▸ WHAT IS ASKED:
Below is a listing to write out in full, exactly as given, without its pictures.

▸ EXERCISE DATA:
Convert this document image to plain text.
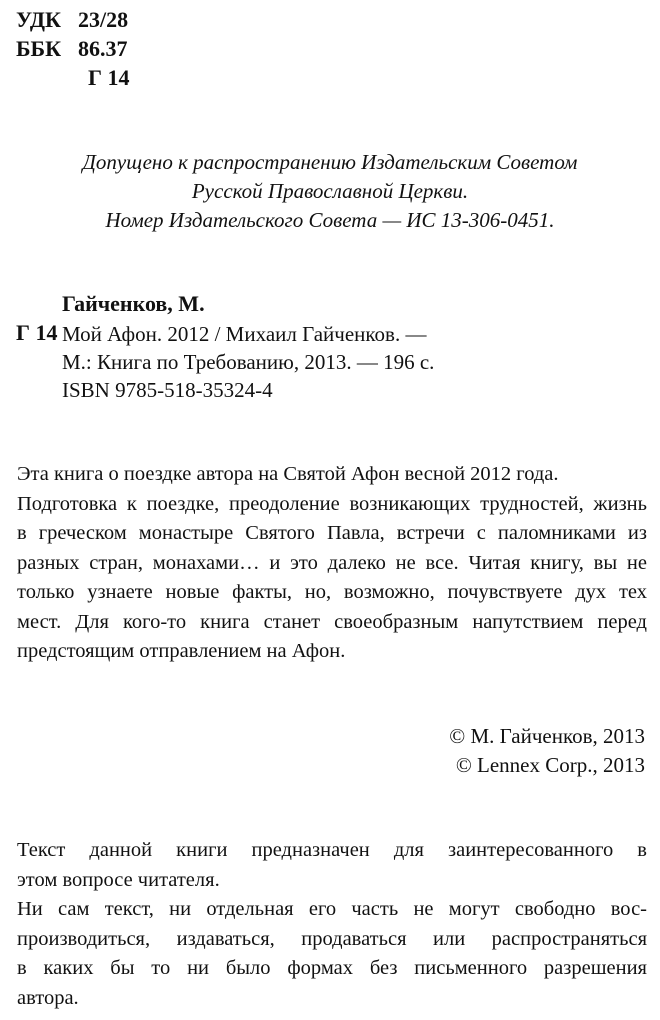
УДК 23/28
ББК 86.37
Г 14
Допущено к распространению Издательским Советом
Русской Православной Церкви.
Номер Издательского Совета — ИС 13-306-0451.
Гайченков, М.
Г 14 Мой Афон. 2012 / Михаил Гайченков. —
М.: Книга по Требованию, 2013. — 196 с.
ISBN 9785-518-35324-4
Эта книга о поездке автора на Святой Афон весной 2012 года.
Подготовка к поездке, преодоление возникающих трудностей, жизнь
в греческом монастыре Святого Павла, встречи с паломниками из
разных стран, монахами… и это далеко не все. Читая книгу, вы не
только узнаете новые факты, но, возможно, почувствуете дух тех
мест. Для кого-то книга станет своеобразным напутствием перед
предстоящим отправлением на Афон.
© М. Гайченков, 2013
© Lennex Corp., 2013
Текст данной книги предназначен для заинтересованного в
этом вопросе читателя.
Ни сам текст, ни отдельная его часть не могут свободно вос-
производиться, издаваться, продаваться или распространяться
в каких бы то ни было формах без письменного разрешения
автора.
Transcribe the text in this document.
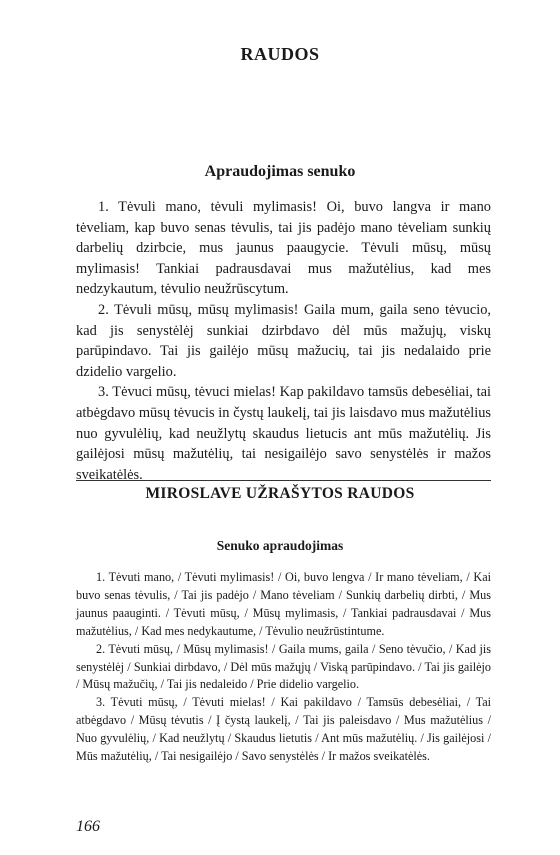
RAUDOS
Apraudojimas senuko

1. Tėvuli mano, tėvuli mylimasis! Oi, buvo langva ir mano tėveliam, kap buvo senas tėvulis, tai jis padėjo mano tėveliam sunkių darbelių dzirbcie, mus jaunus paaugycie. Tėvuli mūsų, mūsų mylimasis! Tankiai padrausdavai mus mažutėlius, kad mes nedzykautum, tėvulio neužrūscytum.

2. Tėvuli mūsų, mūsų mylimasis! Gaila mum, gaila seno tėvucio, kad jis senystėlėj sunkiai dzirbdavo dėl mūs mažujų, viskų parūpindavo. Tai jis gailėjo mūsų mažucių, tai jis nedalaido prie dzidelio vargelio.

3. Tėvuci mūsų, tėvuci mielas! Kap pakildavo tamsūs debesėliai, tai atbėgdavo mūsų tėvucis in čystų laukelį, tai jis laisdavo mus mažutėlius nuo gyvulėlių, kad neužlytų skaudus lietucis ant mūs mažutėlių. Jis gailėjosi mūsų mažutėlių, tai nesigailėjo savo senystėlės ir mažos sveikatėlės.

MIROSLAVE UŽRAŠYTOS RAUDOS
Senuko apraudojimas

1. Tėvuti mano, / Tėvuti mylimasis! / Oi, buvo lengva / Ir mano tėveliam, / Kai buvo senas tėvulis, / Tai jis padėjo / Mano tėveliam / Sunkių darbelių dirbti, / Mus jaunus paauginti. / Tėvuti mūsų, / Mūsų mylimasis, / Tankiai padrausdavai / Mus mažutėlius, / Kad mes nedykautume, / Tėvulio neužrūstintume.

2. Tėvuti mūsų, / Mūsų mylimasis! / Gaila mums, gaila / Seno tėvučio, / Kad jis senystėlėj / Sunkiai dirbdavo, / Dėl mūs mažųjų / Viską parūpindavo. / Tai jis gailėjo / Mūsų mažučių, / Tai jis nedaleido / Prie didelio vargelio.

3. Tėvuti mūsų, / Tėvuti mielas! / Kai pakildavo / Tamsūs debesėliai, / Tai atbėgdavo / Mūsų tėvutis / Į čystą laukelį, / Tai jis paleisdavo / Mus mažutėlius / Nuo gyvulėlių, / Kad neužlytų / Skaudus lietutis / Ant mūs mažutėlių. / Jis gailėjosi / Mūs mažutėlių, / Tai nesigailėjo / Savo senystėlės / Ir mažos sveikatėlės.

166
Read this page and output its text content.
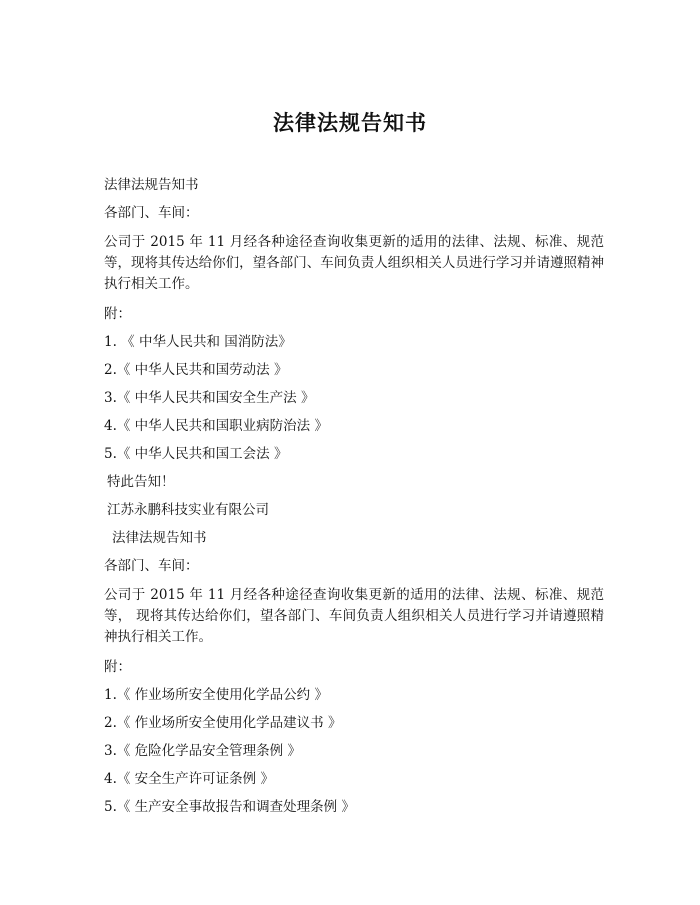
法律法规告知书
法律法规告知书
各部门、车间：
公司于 2015 年 11 月经各种途径查询收集更新的适用的法律、法规、标准、规范等，现将其传达给你们，望各部门、车间负责人组织相关人员进行学习并请遵照精神执行相关工作。
附：
1. 《 中华人民共和 国消防法》
2.《 中华人民共和国劳动法 》
3.《 中华人民共和国安全生产法 》
4.《 中华人民共和国职业病防治法 》
5.《 中华人民共和国工会法 》
特此告知！
江苏永鹏科技实业有限公司
法律法规告知书
各部门、车间：
公司于 2015 年 11 月经各种途径查询收集更新的适用的法律、法规、标准、规范等， 现将其传达给你们，望各部门、车间负责人组织相关人员进行学习并请遵照精神执行相关工作。
附：
1.《 作业场所安全使用化学品公约 》
2.《 作业场所安全使用化学品建议书 》
3.《 危险化学品安全管理条例 》
4.《 安全生产许可证条例 》
5.《 生产安全事故报告和调查处理条例 》
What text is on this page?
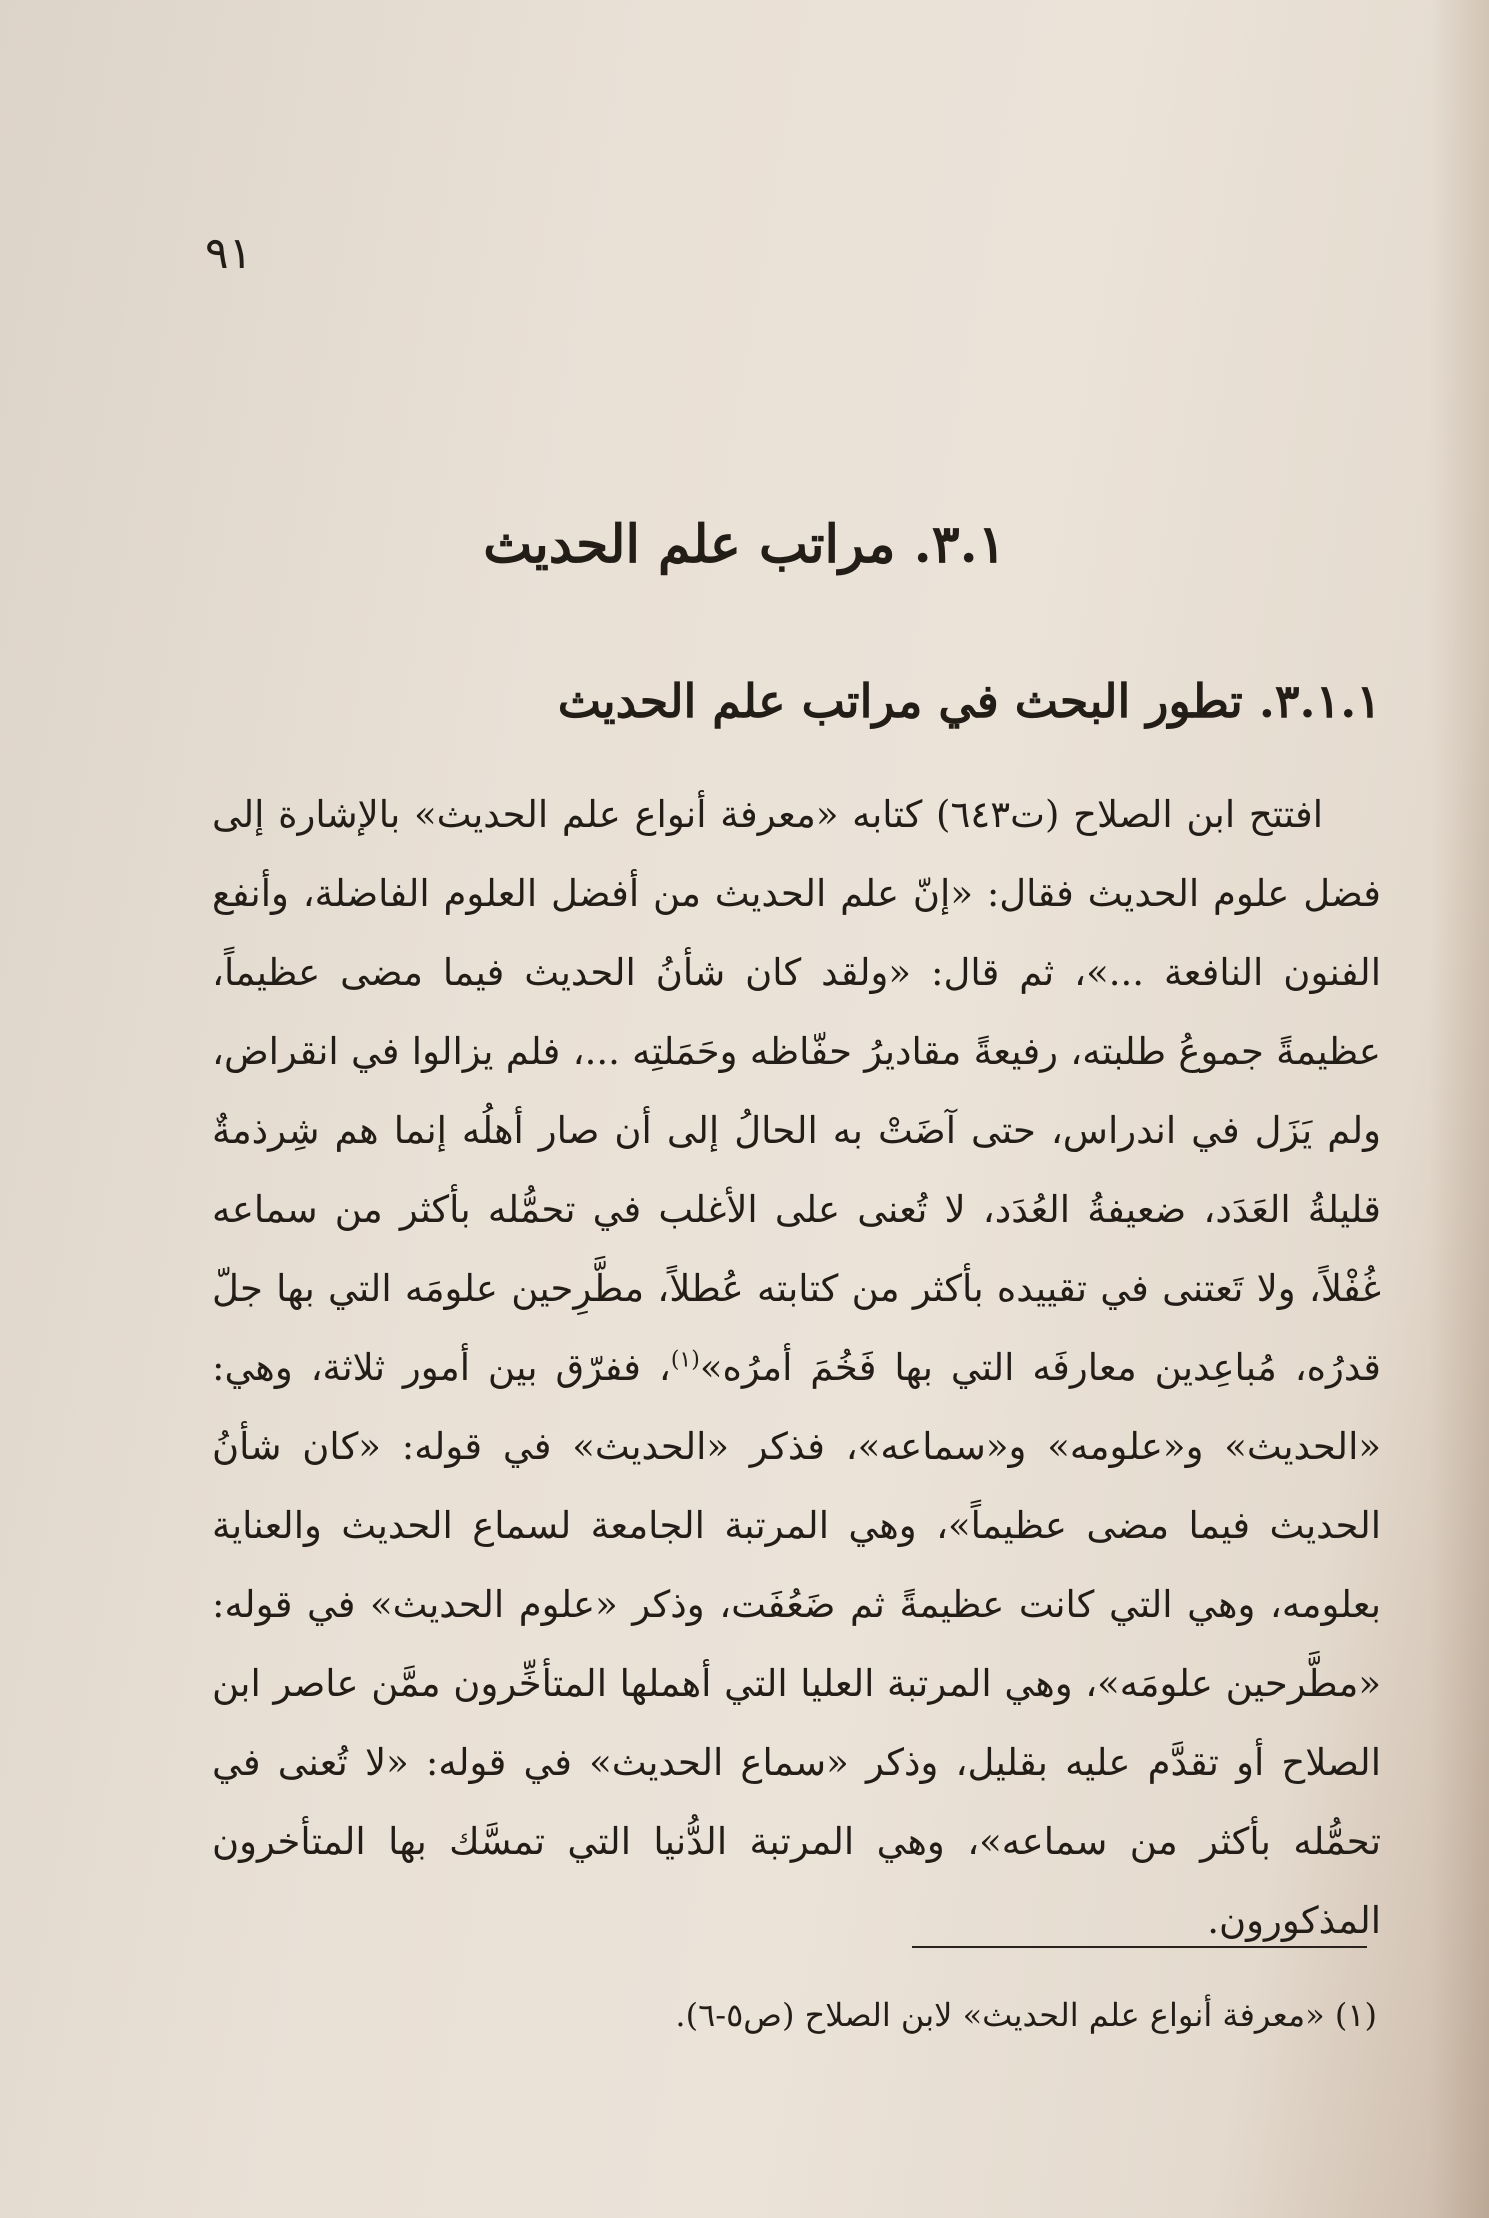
٩١
٣.١. مراتب علم الحديث
٣.١.١. تطور البحث في مراتب علم الحديث

افتتح ابن الصلاح (ت٦٤٣) كتابه «معرفة أنواع علم الحديث» بالإشارة إلى فضل علوم الحديث فقال: «إنّ علم الحديث من أفضل العلوم الفاضلة، وأنفع الفنون النافعة ...»، ثم قال: «ولقد كان شأنُ الحديث فيما مضى عظيماً، عظيمةً جموعُ طلبته، رفيعةً مقاديرُ حفّاظه وحَمَلتِه ...، فلم يزالوا في انقراض، ولم يَزَل في اندراس، حتى آضَتْ به الحالُ إلى أن صار أهلُه إنما هم شِرذمةٌ قليلةُ العَدَد، ضعيفةُ العُدَد، لا تُعنى على الأغلب في تحمُّله بأكثر من سماعه غُفْلاً، ولا تَعتنى في تقييده بأكثر من كتابته عُطلاً، مطَّرِحين علومَه التي بها جلّ قدرُه، مُباعِدين معارفَه التي بها فَخُمَ أمرُه»$^{(١)}$، ففرّق بين أمور ثلاثة، وهي: «الحديث» و«علومه» و«سماعه»، فذكر «الحديث» في قوله: «كان شأنُ الحديث فيما مضى عظيماً»، وهي المرتبة الجامعة لسماع الحديث والعناية بعلومه، وهي التي كانت عظيمةً ثم ضَعُفَت، وذكر «علوم الحديث» في قوله: «مطَّرحين علومَه»، وهي المرتبة العليا التي أهملها المتأخِّرون ممَّن عاصر ابن الصلاح أو تقدَّم عليه بقليل، وذكر «سماع الحديث» في قوله: «لا تُعنى في تحمُّله بأكثر من سماعه»، وهي المرتبة الدُّنيا التي تمسَّك بها المتأخرون المذكورون.

(١) «معرفة أنواع علم الحديث» لابن الصلاح (ص٥-٦).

▸ EXERCISE ANSWER:
Convert this document image to plain text.
УДК 23/28
ББК 86.37
Г 14
Допущено к распространению Издательским Советом
Русской Православной Церкви.
Номер Издательского Совета — ИС 13-306-0451.
Гайченков, М.
Г 14 Мой Афон. 2012 / Михаил Гайченков. —
М.: Книга по Требованию, 2013. — 196 с.
ISBN 9785-518-35324-4
Эта книга о поездке автора на Святой Афон весной 2012 года.
Подготовка к поездке, преодоление возникающих трудностей, жизнь
в греческом монастыре Святого Павла, встречи с паломниками из
разных стран, монахами… и это далеко не все. Читая книгу, вы не
только узнаете новые факты, но, возможно, почувствуете дух тех
мест. Для кого-то книга станет своеобразным напутствием перед
предстоящим отправлением на Афон.
© М. Гайченков, 2013
© Lennex Corp., 2013
Текст данной книги предназначен для заинтересованного в
этом вопросе читателя.
Ни сам текст, ни отдельная его часть не могут свободно вос-
производиться, издаваться, продаваться или распространяться
в каких бы то ни было формах без письменного разрешения
автора.
Transcribe the text in this document.
RAUDOS
Apraudojimas senuko

1. Tėvuli mano, tėvuli mylimasis! Oi, buvo langva ir mano tėveliam, kap buvo senas tėvulis, tai jis padėjo mano tėveliam sunkių darbelių dzirbcie, mus jaunus paaugycie. Tėvuli mūsų, mūsų mylimasis! Tankiai padrausdavai mus mažutėlius, kad mes nedzykautum, tėvulio neužrūscytum.

2. Tėvuli mūsų, mūsų mylimasis! Gaila mum, gaila seno tėvucio, kad jis senystėlėj sunkiai dzirbdavo dėl mūs mažujų, viskų parūpindavo. Tai jis gailėjo mūsų mažucių, tai jis nedalaido prie dzidelio vargelio.

3. Tėvuci mūsų, tėvuci mielas! Kap pakildavo tamsūs debesėliai, tai atbėgdavo mūsų tėvucis in čystų laukelį, tai jis laisdavo mus mažutėlius nuo gyvulėlių, kad neužlytų skaudus lietucis ant mūs mažutėlių. Jis gailėjosi mūsų mažutėlių, tai nesigailėjo savo senystėlės ir mažos sveikatėlės.

MIROSLAVE UŽRAŠYTOS RAUDOS
Senuko apraudojimas

1. Tėvuti mano, / Tėvuti mylimasis! / Oi, buvo lengva / Ir mano tėveliam, / Kai buvo senas tėvulis, / Tai jis padėjo / Mano tėveliam / Sunkių darbelių dirbti, / Mus jaunus paauginti. / Tėvuti mūsų, / Mūsų mylimasis, / Tankiai padrausdavai / Mus mažutėlius, / Kad mes nedykautume, / Tėvulio neužrūstintume.

2. Tėvuti mūsų, / Mūsų mylimasis! / Gaila mums, gaila / Seno tėvučio, / Kad jis senystėlėj / Sunkiai dirbdavo, / Dėl mūs mažųjų / Viską parūpindavo. / Tai jis gailėjo / Mūsų mažučių, / Tai jis nedaleido / Prie didelio vargelio.

3. Tėvuti mūsų, / Tėvuti mielas! / Kai pakildavo / Tamsūs debesėliai, / Tai atbėgdavo / Mūsų tėvutis / Į čystą laukelį, / Tai jis paleisdavo / Mus mažutėlius / Nuo gyvulėlių, / Kad neužlytų / Skaudus lietutis / Ant mūs mažutėlių. / Jis gailėjosi / Mūs mažutėlių, / Tai nesigailėjo / Savo senystėlės / Ir mažos sveikatėlės.

166
Read this page and output its text content.
法律法规告知书
法律法规告知书
各部门、车间：
公司于 2015 年 11 月经各种途径查询收集更新的适用的法律、法规、标准、规范等，现将其传达给你们，望各部门、车间负责人组织相关人员进行学习并请遵照精神执行相关工作。
附：
1. 《 中华人民共和 国消防法》
2.《 中华人民共和国劳动法 》
3.《 中华人民共和国安全生产法 》
4.《 中华人民共和国职业病防治法 》
5.《 中华人民共和国工会法 》
特此告知！
江苏永鹏科技实业有限公司
法律法规告知书
各部门、车间：
公司于 2015 年 11 月经各种途径查询收集更新的适用的法律、法规、标准、规范等， 现将其传达给你们，望各部门、车间负责人组织相关人员进行学习并请遵照精神执行相关工作。
附：
1.《 作业场所安全使用化学品公约 》
2.《 作业场所安全使用化学品建议书 》
3.《 危险化学品安全管理条例 》
4.《 安全生产许可证条例 》
5.《 生产安全事故报告和调查处理条例 》
What text is on this page?
٩١
٣.١. مراتب علم الحديث
٣.١.١. تطور البحث في مراتب علم الحديث

افتتح ابن الصلاح (ت٦٤٣) كتابه «معرفة أنواع علم الحديث» بالإشارة إلى فضل علوم الحديث فقال: «إنّ علم الحديث من أفضل العلوم الفاضلة، وأنفع الفنون النافعة ...»، ثم قال: «ولقد كان شأنُ الحديث فيما مضى عظيماً، عظيمةً جموعُ طلبته، رفيعةً مقاديرُ حفّاظه وحَمَلتِه ...، فلم يزالوا في انقراض، ولم يَزَل في اندراس، حتى آضَتْ به الحالُ إلى أن صار أهلُه إنما هم شِرذمةٌ قليلةُ العَدَد، ضعيفةُ العُدَد، لا تُعنى على الأغلب في تحمُّله بأكثر من سماعه غُفْلاً، ولا تَعتنى في تقييده بأكثر من كتابته عُطلاً، مطَّرِحين علومَه التي بها جلّ قدرُه، مُباعِدين معارفَه التي بها فَخُمَ أمرُه»$^{(١)}$، ففرّق بين أمور ثلاثة، وهي: «الحديث» و«علومه» و«سماعه»، فذكر «الحديث» في قوله: «كان شأنُ الحديث فيما مضى عظيماً»، وهي المرتبة الجامعة لسماع الحديث والعناية بعلومه، وهي التي كانت عظيمةً ثم ضَعُفَت، وذكر «علوم الحديث» في قوله: «مطَّرحين علومَه»، وهي المرتبة العليا التي أهملها المتأخِّرون ممَّن عاصر ابن الصلاح أو تقدَّم عليه بقليل، وذكر «سماع الحديث» في قوله: «لا تُعنى في تحمُّله بأكثر من سماعه»، وهي المرتبة الدُّنيا التي تمسَّك بها المتأخرون المذكورون.

(١) «معرفة أنواع علم الحديث» لابن الصلاح (ص٥-٦).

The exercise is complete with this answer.